• **Collected data entries**
+ + + +

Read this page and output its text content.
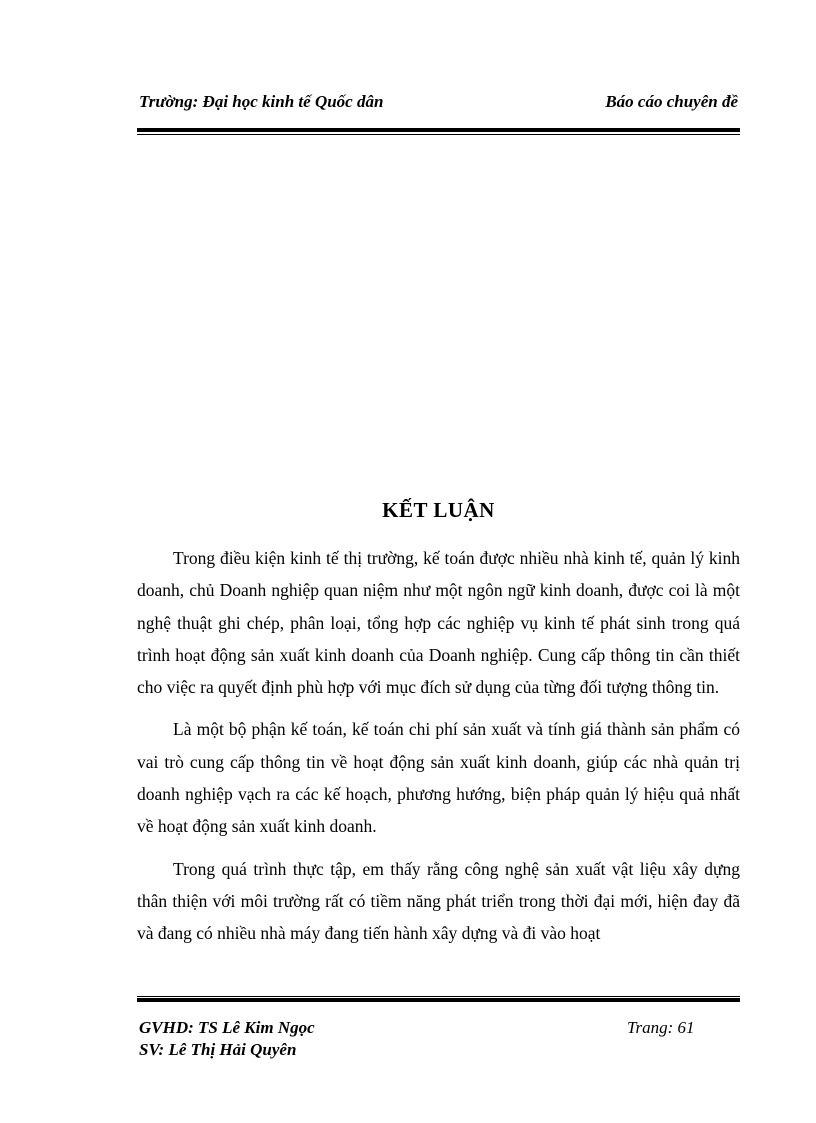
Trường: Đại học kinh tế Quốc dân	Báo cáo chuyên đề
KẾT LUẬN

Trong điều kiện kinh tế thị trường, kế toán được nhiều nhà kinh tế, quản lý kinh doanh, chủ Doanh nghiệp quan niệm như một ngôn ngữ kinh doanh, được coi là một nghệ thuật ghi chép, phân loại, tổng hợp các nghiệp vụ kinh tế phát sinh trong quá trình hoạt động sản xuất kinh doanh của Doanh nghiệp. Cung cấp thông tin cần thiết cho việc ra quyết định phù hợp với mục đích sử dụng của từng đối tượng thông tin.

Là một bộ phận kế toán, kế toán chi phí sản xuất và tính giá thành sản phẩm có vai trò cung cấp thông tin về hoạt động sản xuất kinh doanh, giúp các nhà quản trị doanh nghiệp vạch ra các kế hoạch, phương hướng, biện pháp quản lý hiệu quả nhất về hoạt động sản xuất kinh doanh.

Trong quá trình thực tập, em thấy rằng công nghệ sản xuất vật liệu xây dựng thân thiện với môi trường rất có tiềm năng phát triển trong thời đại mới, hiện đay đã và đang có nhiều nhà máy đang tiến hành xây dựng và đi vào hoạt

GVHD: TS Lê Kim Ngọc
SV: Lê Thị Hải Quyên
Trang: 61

+ + + +

Give back the entries verbatim. Do not include any picture.

• **TASK SOLUTION**
Read this page and output its text content.
Trường: Đại học kinh tế Quốc dân	Báo cáo chuyên đề
KẾT LUẬN

Trong điều kiện kinh tế thị trường, kế toán được nhiều nhà kinh tế, quản lý kinh doanh, chủ Doanh nghiệp quan niệm như một ngôn ngữ kinh doanh, được coi là một nghệ thuật ghi chép, phân loại, tổng hợp các nghiệp vụ kinh tế phát sinh trong quá trình hoạt động sản xuất kinh doanh của Doanh nghiệp. Cung cấp thông tin cần thiết cho việc ra quyết định phù hợp với mục đích sử dụng của từng đối tượng thông tin.

Là một bộ phận kế toán, kế toán chi phí sản xuất và tính giá thành sản phẩm có vai trò cung cấp thông tin về hoạt động sản xuất kinh doanh, giúp các nhà quản trị doanh nghiệp vạch ra các kế hoạch, phương hướng, biện pháp quản lý hiệu quả nhất về hoạt động sản xuất kinh doanh.

Trong quá trình thực tập, em thấy rằng công nghệ sản xuất vật liệu xây dựng thân thiện với môi trường rất có tiềm năng phát triển trong thời đại mới, hiện đay đã và đang có nhiều nhà máy đang tiến hành xây dựng và đi vào hoạt

GVHD: TS Lê Kim Ngọc
SV: Lê Thị Hải Quyên
Trang: 61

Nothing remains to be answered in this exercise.